### Figure collection entries
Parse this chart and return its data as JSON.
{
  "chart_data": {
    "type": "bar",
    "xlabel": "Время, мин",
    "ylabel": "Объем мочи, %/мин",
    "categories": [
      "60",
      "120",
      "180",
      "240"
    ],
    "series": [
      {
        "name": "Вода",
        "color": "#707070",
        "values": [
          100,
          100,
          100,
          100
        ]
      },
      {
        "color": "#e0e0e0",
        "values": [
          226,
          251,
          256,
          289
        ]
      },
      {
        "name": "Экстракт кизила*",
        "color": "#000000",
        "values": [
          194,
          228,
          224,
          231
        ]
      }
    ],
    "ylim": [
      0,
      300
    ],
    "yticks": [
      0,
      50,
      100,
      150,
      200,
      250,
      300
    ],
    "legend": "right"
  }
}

### GOAL
Check each line of the entries above for the word "color". List the ones that have it.

### WRITTEN RESPONSE
        "color": "#707070",
        "color": "#e0e0e0",
        "color": "#000000",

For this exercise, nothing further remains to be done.